◆ EXERCISE REQUIREMENTS
Tally all lines containing the word "monitor". Give the number alone.

Dataset excerpt:
----
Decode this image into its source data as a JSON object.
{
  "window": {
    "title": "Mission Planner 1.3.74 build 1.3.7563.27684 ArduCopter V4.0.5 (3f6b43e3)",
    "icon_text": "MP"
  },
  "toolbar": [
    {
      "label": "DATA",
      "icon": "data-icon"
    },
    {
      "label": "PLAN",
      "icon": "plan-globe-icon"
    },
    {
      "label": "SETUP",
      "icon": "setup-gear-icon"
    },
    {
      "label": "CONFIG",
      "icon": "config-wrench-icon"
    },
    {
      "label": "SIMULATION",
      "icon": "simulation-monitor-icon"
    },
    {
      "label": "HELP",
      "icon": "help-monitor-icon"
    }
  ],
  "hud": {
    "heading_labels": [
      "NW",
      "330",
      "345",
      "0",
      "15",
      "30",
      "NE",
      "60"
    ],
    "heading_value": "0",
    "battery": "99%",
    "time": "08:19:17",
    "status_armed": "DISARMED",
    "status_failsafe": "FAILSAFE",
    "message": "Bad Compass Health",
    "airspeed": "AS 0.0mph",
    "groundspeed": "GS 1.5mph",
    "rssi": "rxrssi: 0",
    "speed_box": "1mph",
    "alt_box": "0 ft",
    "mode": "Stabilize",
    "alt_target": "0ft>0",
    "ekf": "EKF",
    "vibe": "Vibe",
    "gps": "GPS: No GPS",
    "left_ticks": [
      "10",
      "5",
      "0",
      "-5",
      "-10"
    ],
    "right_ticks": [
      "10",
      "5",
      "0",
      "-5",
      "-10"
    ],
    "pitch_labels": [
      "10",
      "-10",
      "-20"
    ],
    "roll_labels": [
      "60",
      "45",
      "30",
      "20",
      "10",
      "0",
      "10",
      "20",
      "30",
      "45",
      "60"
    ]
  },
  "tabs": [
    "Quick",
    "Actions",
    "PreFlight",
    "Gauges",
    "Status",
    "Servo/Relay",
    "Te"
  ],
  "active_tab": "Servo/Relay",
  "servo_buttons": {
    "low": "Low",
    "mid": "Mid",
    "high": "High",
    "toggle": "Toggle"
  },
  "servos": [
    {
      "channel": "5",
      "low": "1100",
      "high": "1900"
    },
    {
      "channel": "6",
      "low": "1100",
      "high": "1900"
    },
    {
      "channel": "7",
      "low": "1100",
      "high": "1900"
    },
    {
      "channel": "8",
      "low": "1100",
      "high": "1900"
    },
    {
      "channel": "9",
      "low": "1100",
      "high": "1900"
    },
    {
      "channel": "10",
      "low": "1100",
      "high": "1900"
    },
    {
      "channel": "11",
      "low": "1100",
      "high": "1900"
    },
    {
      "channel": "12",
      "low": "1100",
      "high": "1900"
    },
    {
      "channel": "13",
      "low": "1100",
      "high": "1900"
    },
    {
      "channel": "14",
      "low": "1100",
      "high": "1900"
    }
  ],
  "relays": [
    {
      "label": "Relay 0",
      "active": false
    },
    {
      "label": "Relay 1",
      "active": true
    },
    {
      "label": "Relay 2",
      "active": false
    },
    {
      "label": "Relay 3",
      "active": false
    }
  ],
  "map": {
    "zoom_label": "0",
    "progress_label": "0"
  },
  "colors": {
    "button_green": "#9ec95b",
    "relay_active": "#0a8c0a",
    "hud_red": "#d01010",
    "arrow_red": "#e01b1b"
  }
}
----
◆ ANSWER FOR THE TASK
2